* [Tasks and exercises]
1: Answer these from the text on content startups:
(a) What annual amount did Quartz's digital revenues reach before it was acquired?
(b) To which field does the text compare selecting the right stories and allocating the best talent to them?
(c) What does the last point of the list call key?
2: Reproduce word for word the part of the text on content startups starting with "3. Like the" and going on through "available for free.".

* [Text extract]
★ ★ ★ ★ ★
Perhaps the biggest winner and role model in this space is Quartz. Quartz grew digital revenues (not reader or subscriptions) all the way to 30 million dollars annually before being acquired for US$ 110 million earlier in the year in 2018.  As a business, it brought together world-class writing talent, technology and media sense to the table and dominated stories, discussion and commentary in the spaces it chose to operate in. Quartz also proved that it was possible to build traction, build revenues, attract audiences and make money in a digital business within 5 years of launch.

Existing revenue models for content startups

The common themes that stand out when one compares the NY Times, Quartz and WSJ with Medium and Quora are obvious.

  1. A model reliant on purely independent crowd sourced authors is less likely to work than a model with an internal team working with editorial oversight.
  2. Curating content produced by free agents is difficult.  A model with an in-house editorial team and a small team of talented captive authors is more likely to fly and survive.
  3. Like the field of investment management selecting the right stories and allocating your best talent on them is likely to do better than giving equal coverage to all stories.
  4. Some stories resonate, others don’t. Some are amenable to a deep dive treatment, others aren’t. Some carry a broad appeal and are likely to have long shelf lives. Others are short lived. These are all factors that will make or break a publication and determine if readers will pay for content or wait for it to be available for free.
  5. You don’t have to break a front page worth of stories every day to dominate your space.
  6. Consumers and markets can tell the difference between a publication dedicated to clickbait and a team dedicated to quality journalism.
  7. Absence of baggage is important, keeping costs low is important.  Focus on a specific area, geography or location is important.
  8. Editorial quality, content and value addition is key.
★ ★ ★ ★ ★
* [Data lines]
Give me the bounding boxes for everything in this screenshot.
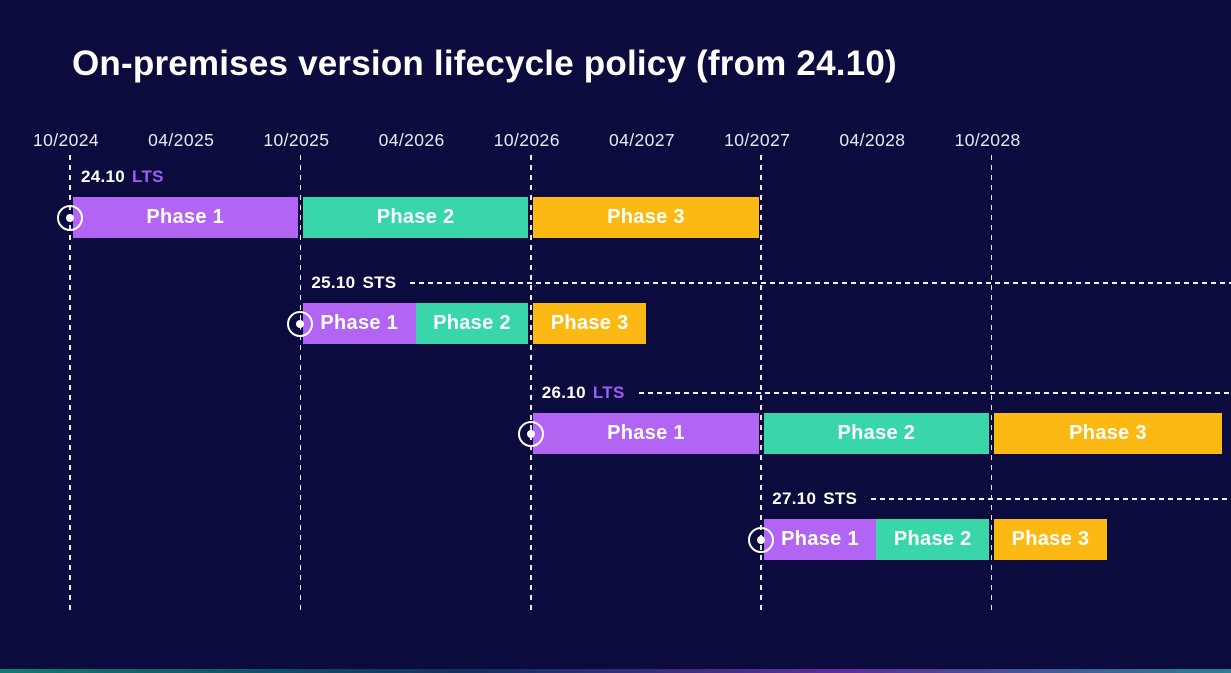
★ ★ ★ ★ ★
* [Outputs in order]
1:
(a) 30 million dollars.
(b) Investment management.
(c) Editorial quality, content and value addition.

2:
3. Like the field of investment management selecting the right stories and allocating your best talent on them is likely to do better than giving equal coverage to all stories.
  4. Some stories resonate, others don’t. Some are amenable to a deep dive treatment, others aren’t. Some carry a broad appeal and are likely to have long shelf lives. Others are short lived. These are all factors that will make or break a publication and determine if readers will pay for content or wait for it to be available for free.